::: EXTRACTED ENTRIES :::
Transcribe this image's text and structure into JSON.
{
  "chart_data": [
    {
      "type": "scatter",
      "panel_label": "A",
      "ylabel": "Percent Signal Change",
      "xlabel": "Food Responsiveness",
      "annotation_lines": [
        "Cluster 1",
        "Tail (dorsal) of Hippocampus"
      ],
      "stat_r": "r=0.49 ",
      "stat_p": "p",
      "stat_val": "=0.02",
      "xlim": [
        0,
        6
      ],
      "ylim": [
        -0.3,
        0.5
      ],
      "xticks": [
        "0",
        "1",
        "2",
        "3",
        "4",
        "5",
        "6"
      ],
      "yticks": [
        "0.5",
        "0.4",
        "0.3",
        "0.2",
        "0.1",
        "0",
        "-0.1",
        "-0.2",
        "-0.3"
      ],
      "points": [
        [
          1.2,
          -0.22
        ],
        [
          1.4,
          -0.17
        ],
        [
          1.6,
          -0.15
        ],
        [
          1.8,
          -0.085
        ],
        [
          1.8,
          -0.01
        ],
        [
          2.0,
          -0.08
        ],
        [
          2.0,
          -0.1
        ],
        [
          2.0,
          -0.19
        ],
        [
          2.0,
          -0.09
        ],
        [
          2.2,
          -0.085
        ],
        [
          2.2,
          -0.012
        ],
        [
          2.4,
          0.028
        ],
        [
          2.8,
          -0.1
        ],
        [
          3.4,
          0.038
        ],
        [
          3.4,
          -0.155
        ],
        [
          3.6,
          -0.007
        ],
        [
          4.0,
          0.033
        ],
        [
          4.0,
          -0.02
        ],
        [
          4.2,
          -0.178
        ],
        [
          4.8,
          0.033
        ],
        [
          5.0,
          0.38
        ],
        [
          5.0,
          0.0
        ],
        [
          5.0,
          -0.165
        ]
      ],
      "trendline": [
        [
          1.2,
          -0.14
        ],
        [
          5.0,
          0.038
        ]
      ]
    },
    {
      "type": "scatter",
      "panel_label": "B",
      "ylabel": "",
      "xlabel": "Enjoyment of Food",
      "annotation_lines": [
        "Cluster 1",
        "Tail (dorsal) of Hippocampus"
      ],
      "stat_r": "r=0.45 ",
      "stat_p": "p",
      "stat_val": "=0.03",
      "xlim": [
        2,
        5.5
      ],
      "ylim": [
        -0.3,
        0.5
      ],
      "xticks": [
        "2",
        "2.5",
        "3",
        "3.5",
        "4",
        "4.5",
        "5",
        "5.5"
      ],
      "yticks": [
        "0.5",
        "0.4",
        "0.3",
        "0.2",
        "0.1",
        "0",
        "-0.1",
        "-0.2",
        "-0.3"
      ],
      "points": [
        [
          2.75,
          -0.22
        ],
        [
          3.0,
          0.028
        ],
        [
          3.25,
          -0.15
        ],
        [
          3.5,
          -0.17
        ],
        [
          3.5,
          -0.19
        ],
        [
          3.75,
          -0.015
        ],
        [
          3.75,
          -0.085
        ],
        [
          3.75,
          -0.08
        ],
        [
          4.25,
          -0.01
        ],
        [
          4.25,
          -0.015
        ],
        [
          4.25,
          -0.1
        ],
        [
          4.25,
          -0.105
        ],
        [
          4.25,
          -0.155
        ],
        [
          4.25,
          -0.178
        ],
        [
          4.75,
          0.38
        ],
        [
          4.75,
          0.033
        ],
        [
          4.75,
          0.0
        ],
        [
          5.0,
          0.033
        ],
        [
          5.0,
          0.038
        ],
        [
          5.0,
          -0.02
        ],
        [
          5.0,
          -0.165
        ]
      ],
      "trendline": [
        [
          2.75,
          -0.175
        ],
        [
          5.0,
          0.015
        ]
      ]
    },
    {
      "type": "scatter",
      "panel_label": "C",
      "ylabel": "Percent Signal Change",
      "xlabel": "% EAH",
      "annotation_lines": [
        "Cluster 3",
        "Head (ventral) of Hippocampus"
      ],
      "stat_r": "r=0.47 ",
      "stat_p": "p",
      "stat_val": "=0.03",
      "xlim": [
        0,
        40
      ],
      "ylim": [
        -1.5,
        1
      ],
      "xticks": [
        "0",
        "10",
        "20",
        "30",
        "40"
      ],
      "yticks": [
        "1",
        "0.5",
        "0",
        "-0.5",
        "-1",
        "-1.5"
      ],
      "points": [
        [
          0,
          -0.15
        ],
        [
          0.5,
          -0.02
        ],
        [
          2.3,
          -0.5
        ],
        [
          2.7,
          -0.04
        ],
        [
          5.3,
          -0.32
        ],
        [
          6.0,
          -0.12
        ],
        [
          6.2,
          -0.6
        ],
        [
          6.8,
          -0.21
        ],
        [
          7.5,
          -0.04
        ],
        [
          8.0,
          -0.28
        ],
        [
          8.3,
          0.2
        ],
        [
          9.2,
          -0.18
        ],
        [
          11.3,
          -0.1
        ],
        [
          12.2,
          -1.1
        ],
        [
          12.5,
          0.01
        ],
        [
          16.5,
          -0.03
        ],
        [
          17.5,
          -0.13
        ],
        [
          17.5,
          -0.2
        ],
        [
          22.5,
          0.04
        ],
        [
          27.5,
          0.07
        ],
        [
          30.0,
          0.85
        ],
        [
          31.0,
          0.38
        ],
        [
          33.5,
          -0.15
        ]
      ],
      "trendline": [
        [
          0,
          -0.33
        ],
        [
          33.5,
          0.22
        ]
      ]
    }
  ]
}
:::
* **PROBLEM TO SOLVE**:
Send back all of the entries exactly, with nothing missing.

* **CORRECT RESULT**:
Transcribe this image's text and structure into JSON.
{
  "chart_data": [
    {
      "type": "scatter",
      "panel_label": "A",
      "ylabel": "Percent Signal Change",
      "xlabel": "Food Responsiveness",
      "annotation_lines": [
        "Cluster 1",
        "Tail (dorsal) of Hippocampus"
      ],
      "stat_r": "r=0.49 ",
      "stat_p": "p",
      "stat_val": "=0.02",
      "xlim": [
        0,
        6
      ],
      "ylim": [
        -0.3,
        0.5
      ],
      "xticks": [
        "0",
        "1",
        "2",
        "3",
        "4",
        "5",
        "6"
      ],
      "yticks": [
        "0.5",
        "0.4",
        "0.3",
        "0.2",
        "0.1",
        "0",
        "-0.1",
        "-0.2",
        "-0.3"
      ],
      "points": [
        [
          1.2,
          -0.22
        ],
        [
          1.4,
          -0.17
        ],
        [
          1.6,
          -0.15
        ],
        [
          1.8,
          -0.085
        ],
        [
          1.8,
          -0.01
        ],
        [
          2.0,
          -0.08
        ],
        [
          2.0,
          -0.1
        ],
        [
          2.0,
          -0.19
        ],
        [
          2.0,
          -0.09
        ],
        [
          2.2,
          -0.085
        ],
        [
          2.2,
          -0.012
        ],
        [
          2.4,
          0.028
        ],
        [
          2.8,
          -0.1
        ],
        [
          3.4,
          0.038
        ],
        [
          3.4,
          -0.155
        ],
        [
          3.6,
          -0.007
        ],
        [
          4.0,
          0.033
        ],
        [
          4.0,
          -0.02
        ],
        [
          4.2,
          -0.178
        ],
        [
          4.8,
          0.033
        ],
        [
          5.0,
          0.38
        ],
        [
          5.0,
          0.0
        ],
        [
          5.0,
          -0.165
        ]
      ],
      "trendline": [
        [
          1.2,
          -0.14
        ],
        [
          5.0,
          0.038
        ]
      ]
    },
    {
      "type": "scatter",
      "panel_label": "B",
      "ylabel": "",
      "xlabel": "Enjoyment of Food",
      "annotation_lines": [
        "Cluster 1",
        "Tail (dorsal) of Hippocampus"
      ],
      "stat_r": "r=0.45 ",
      "stat_p": "p",
      "stat_val": "=0.03",
      "xlim": [
        2,
        5.5
      ],
      "ylim": [
        -0.3,
        0.5
      ],
      "xticks": [
        "2",
        "2.5",
        "3",
        "3.5",
        "4",
        "4.5",
        "5",
        "5.5"
      ],
      "yticks": [
        "0.5",
        "0.4",
        "0.3",
        "0.2",
        "0.1",
        "0",
        "-0.1",
        "-0.2",
        "-0.3"
      ],
      "points": [
        [
          2.75,
          -0.22
        ],
        [
          3.0,
          0.028
        ],
        [
          3.25,
          -0.15
        ],
        [
          3.5,
          -0.17
        ],
        [
          3.5,
          -0.19
        ],
        [
          3.75,
          -0.015
        ],
        [
          3.75,
          -0.085
        ],
        [
          3.75,
          -0.08
        ],
        [
          4.25,
          -0.01
        ],
        [
          4.25,
          -0.015
        ],
        [
          4.25,
          -0.1
        ],
        [
          4.25,
          -0.105
        ],
        [
          4.25,
          -0.155
        ],
        [
          4.25,
          -0.178
        ],
        [
          4.75,
          0.38
        ],
        [
          4.75,
          0.033
        ],
        [
          4.75,
          0.0
        ],
        [
          5.0,
          0.033
        ],
        [
          5.0,
          0.038
        ],
        [
          5.0,
          -0.02
        ],
        [
          5.0,
          -0.165
        ]
      ],
      "trendline": [
        [
          2.75,
          -0.175
        ],
        [
          5.0,
          0.015
        ]
      ]
    },
    {
      "type": "scatter",
      "panel_label": "C",
      "ylabel": "Percent Signal Change",
      "xlabel": "% EAH",
      "annotation_lines": [
        "Cluster 3",
        "Head (ventral) of Hippocampus"
      ],
      "stat_r": "r=0.47 ",
      "stat_p": "p",
      "stat_val": "=0.03",
      "xlim": [
        0,
        40
      ],
      "ylim": [
        -1.5,
        1
      ],
      "xticks": [
        "0",
        "10",
        "20",
        "30",
        "40"
      ],
      "yticks": [
        "1",
        "0.5",
        "0",
        "-0.5",
        "-1",
        "-1.5"
      ],
      "points": [
        [
          0,
          -0.15
        ],
        [
          0.5,
          -0.02
        ],
        [
          2.3,
          -0.5
        ],
        [
          2.7,
          -0.04
        ],
        [
          5.3,
          -0.32
        ],
        [
          6.0,
          -0.12
        ],
        [
          6.2,
          -0.6
        ],
        [
          6.8,
          -0.21
        ],
        [
          7.5,
          -0.04
        ],
        [
          8.0,
          -0.28
        ],
        [
          8.3,
          0.2
        ],
        [
          9.2,
          -0.18
        ],
        [
          11.3,
          -0.1
        ],
        [
          12.2,
          -1.1
        ],
        [
          12.5,
          0.01
        ],
        [
          16.5,
          -0.03
        ],
        [
          17.5,
          -0.13
        ],
        [
          17.5,
          -0.2
        ],
        [
          22.5,
          0.04
        ],
        [
          27.5,
          0.07
        ],
        [
          30.0,
          0.85
        ],
        [
          31.0,
          0.38
        ],
        [
          33.5,
          -0.15
        ]
      ],
      "trendline": [
        [
          0,
          -0.33
        ],
        [
          33.5,
          0.22
        ]
      ]
    }
  ]
}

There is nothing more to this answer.